TASK DETAILS: Gather each line containing the string "CHƯƠNG" from these entries.

Some records
----

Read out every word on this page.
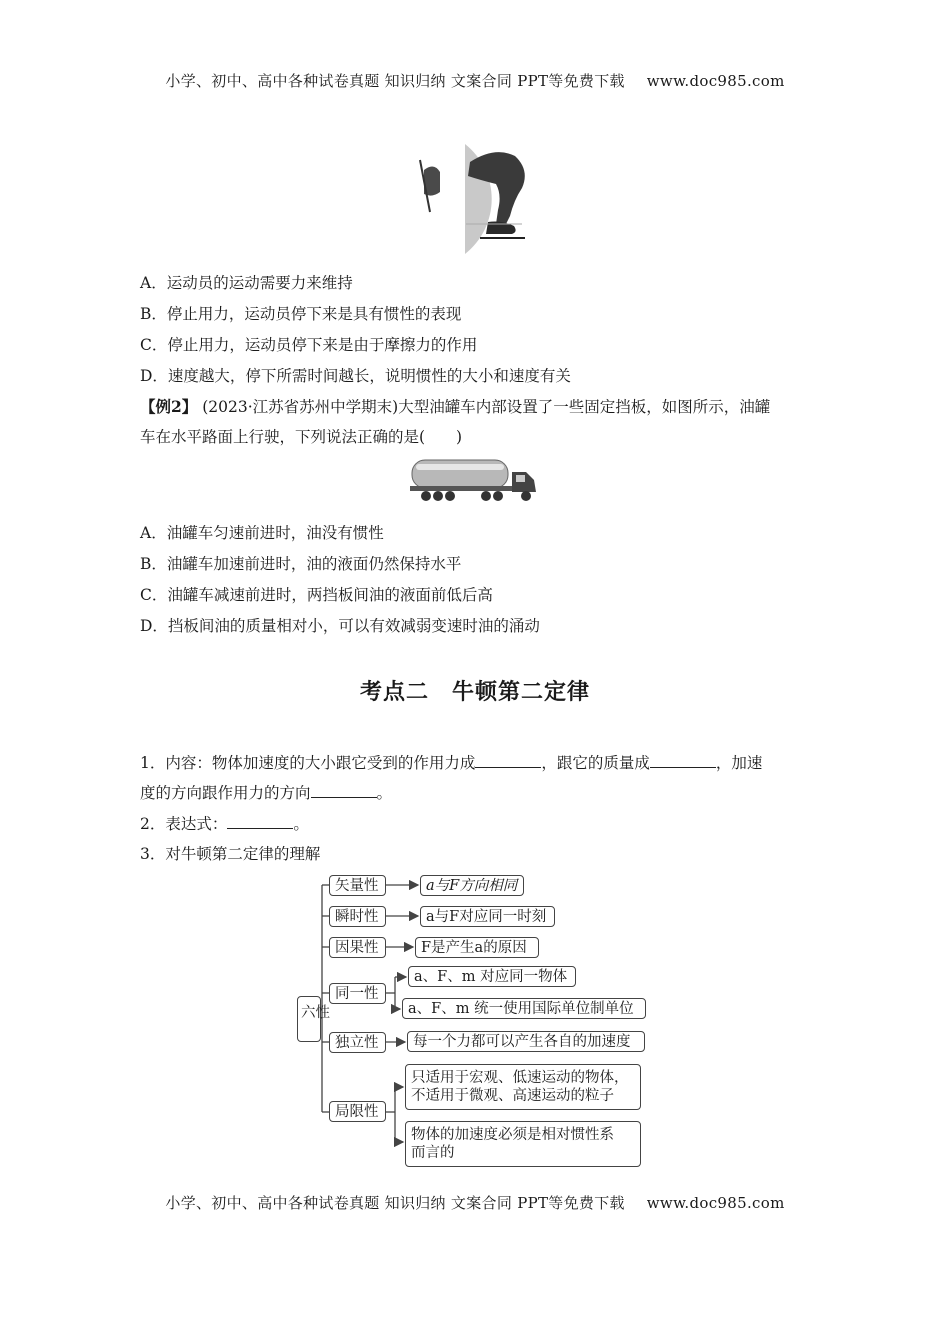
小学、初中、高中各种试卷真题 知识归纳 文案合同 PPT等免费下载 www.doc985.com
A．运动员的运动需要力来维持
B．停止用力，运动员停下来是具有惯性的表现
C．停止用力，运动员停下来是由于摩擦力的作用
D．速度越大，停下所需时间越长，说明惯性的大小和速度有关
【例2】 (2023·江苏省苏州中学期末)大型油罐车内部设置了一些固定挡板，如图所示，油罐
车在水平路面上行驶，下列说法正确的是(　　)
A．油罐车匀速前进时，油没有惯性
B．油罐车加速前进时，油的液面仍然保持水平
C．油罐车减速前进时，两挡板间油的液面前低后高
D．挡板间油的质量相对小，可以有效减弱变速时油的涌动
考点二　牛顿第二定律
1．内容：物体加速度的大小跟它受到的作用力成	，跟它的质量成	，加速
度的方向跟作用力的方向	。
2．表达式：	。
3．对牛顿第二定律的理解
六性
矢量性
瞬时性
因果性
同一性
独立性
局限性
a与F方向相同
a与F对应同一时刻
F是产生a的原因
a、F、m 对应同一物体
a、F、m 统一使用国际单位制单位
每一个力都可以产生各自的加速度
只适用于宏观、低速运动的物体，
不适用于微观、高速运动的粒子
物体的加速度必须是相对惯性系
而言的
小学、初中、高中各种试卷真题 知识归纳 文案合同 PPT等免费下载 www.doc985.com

----

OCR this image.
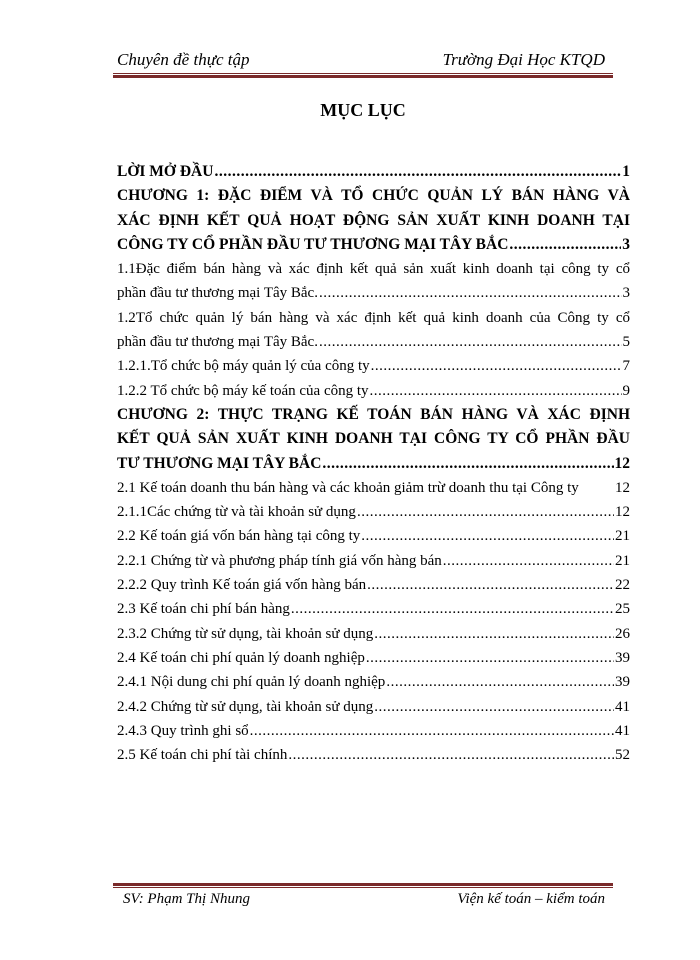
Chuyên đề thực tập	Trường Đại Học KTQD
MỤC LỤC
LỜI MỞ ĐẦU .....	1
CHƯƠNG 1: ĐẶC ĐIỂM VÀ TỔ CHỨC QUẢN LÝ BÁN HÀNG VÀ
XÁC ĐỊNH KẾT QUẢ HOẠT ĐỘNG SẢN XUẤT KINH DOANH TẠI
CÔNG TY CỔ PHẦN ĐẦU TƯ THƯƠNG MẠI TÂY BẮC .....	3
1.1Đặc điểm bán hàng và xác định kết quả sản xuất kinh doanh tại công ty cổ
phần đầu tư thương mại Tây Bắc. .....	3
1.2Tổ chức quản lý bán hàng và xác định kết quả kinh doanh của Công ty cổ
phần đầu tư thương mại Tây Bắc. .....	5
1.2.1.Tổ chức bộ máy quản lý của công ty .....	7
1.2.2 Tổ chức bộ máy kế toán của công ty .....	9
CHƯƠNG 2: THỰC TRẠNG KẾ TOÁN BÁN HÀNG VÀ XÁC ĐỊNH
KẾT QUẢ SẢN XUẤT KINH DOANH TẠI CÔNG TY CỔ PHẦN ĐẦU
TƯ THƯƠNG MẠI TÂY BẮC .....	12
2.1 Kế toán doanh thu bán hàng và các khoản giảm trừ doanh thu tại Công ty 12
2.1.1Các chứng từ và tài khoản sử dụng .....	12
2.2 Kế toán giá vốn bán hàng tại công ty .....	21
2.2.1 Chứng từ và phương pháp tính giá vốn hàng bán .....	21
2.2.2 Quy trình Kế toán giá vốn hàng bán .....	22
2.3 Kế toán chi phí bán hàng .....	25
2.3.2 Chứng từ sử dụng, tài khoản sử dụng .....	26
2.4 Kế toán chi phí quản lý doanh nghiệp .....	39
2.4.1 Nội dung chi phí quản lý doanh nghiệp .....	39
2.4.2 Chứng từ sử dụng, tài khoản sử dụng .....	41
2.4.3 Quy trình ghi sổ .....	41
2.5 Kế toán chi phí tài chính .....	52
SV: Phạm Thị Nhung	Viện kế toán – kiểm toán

----

THE COMPLETED TASK:
CHƯƠNG 1: ĐẶC ĐIỂM VÀ TỔ CHỨC QUẢN LÝ BÁN HÀNG VÀ
CHƯƠNG 2: THỰC TRẠNG KẾ TOÁN BÁN HÀNG VÀ XÁC ĐỊNH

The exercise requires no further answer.